## AIM
Copy all the material that follows, keeping every character the same.
>> start DATASET
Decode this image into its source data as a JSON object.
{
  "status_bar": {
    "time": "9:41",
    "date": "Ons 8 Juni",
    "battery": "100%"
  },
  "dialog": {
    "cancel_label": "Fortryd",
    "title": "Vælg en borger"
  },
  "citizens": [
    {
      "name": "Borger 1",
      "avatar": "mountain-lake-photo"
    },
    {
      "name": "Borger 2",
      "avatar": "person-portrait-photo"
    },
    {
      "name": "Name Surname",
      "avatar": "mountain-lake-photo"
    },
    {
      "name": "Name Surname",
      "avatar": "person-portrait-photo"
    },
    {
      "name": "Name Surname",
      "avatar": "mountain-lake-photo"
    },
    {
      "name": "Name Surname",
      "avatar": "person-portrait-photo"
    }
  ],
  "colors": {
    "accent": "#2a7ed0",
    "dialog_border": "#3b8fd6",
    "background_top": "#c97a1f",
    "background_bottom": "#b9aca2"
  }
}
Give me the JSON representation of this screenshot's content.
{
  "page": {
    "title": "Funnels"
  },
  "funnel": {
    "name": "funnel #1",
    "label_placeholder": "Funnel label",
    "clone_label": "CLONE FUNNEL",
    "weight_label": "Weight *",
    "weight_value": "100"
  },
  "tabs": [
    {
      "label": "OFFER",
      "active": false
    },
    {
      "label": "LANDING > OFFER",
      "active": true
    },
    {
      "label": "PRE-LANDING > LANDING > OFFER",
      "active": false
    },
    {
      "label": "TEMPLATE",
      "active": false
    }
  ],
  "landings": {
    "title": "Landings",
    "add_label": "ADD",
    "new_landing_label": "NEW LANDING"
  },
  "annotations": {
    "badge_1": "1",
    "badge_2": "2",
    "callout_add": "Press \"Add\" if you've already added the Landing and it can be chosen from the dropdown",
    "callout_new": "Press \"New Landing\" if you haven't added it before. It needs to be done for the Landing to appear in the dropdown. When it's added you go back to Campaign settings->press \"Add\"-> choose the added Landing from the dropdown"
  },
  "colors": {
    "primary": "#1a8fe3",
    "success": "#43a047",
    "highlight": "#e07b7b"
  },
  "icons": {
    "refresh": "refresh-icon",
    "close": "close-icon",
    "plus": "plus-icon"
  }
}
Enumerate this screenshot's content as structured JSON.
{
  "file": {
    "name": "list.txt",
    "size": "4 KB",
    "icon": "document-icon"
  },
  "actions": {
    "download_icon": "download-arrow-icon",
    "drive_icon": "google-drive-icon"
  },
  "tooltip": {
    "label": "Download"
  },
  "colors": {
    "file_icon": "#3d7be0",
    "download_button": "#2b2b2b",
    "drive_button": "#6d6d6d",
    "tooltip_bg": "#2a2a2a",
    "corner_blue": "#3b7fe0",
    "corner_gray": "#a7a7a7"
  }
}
>> end DATASET
## FULL ANSWER
Decode this image into its source data as a JSON object.
{
  "status_bar": {
    "time": "9:41",
    "date": "Ons 8 Juni",
    "battery": "100%"
  },
  "dialog": {
    "cancel_label": "Fortryd",
    "title": "Vælg en borger"
  },
  "citizens": [
    {
      "name": "Borger 1",
      "avatar": "mountain-lake-photo"
    },
    {
      "name": "Borger 2",
      "avatar": "person-portrait-photo"
    },
    {
      "name": "Name Surname",
      "avatar": "mountain-lake-photo"
    },
    {
      "name": "Name Surname",
      "avatar": "person-portrait-photo"
    },
    {
      "name": "Name Surname",
      "avatar": "mountain-lake-photo"
    },
    {
      "name": "Name Surname",
      "avatar": "person-portrait-photo"
    }
  ],
  "colors": {
    "accent": "#2a7ed0",
    "dialog_border": "#3b8fd6",
    "background_top": "#c97a1f",
    "background_bottom": "#b9aca2"
  }
}
Give me the JSON representation of this screenshot's content.
{
  "page": {
    "title": "Funnels"
  },
  "funnel": {
    "name": "funnel #1",
    "label_placeholder": "Funnel label",
    "clone_label": "CLONE FUNNEL",
    "weight_label": "Weight *",
    "weight_value": "100"
  },
  "tabs": [
    {
      "label": "OFFER",
      "active": false
    },
    {
      "label": "LANDING > OFFER",
      "active": true
    },
    {
      "label": "PRE-LANDING > LANDING > OFFER",
      "active": false
    },
    {
      "label": "TEMPLATE",
      "active": false
    }
  ],
  "landings": {
    "title": "Landings",
    "add_label": "ADD",
    "new_landing_label": "NEW LANDING"
  },
  "annotations": {
    "badge_1": "1",
    "badge_2": "2",
    "callout_add": "Press \"Add\" if you've already added the Landing and it can be chosen from the dropdown",
    "callout_new": "Press \"New Landing\" if you haven't added it before. It needs to be done for the Landing to appear in the dropdown. When it's added you go back to Campaign settings->press \"Add\"-> choose the added Landing from the dropdown"
  },
  "colors": {
    "primary": "#1a8fe3",
    "success": "#43a047",
    "highlight": "#e07b7b"
  },
  "icons": {
    "refresh": "refresh-icon",
    "close": "close-icon",
    "plus": "plus-icon"
  }
}
Enumerate this screenshot's content as structured JSON.
{
  "file": {
    "name": "list.txt",
    "size": "4 KB",
    "icon": "document-icon"
  },
  "actions": {
    "download_icon": "download-arrow-icon",
    "drive_icon": "google-drive-icon"
  },
  "tooltip": {
    "label": "Download"
  },
  "colors": {
    "file_icon": "#3d7be0",
    "download_button": "#2b2b2b",
    "drive_button": "#6d6d6d",
    "tooltip_bg": "#2a2a2a",
    "corner_blue": "#3b7fe0",
    "corner_gray": "#a7a7a7"
  }
}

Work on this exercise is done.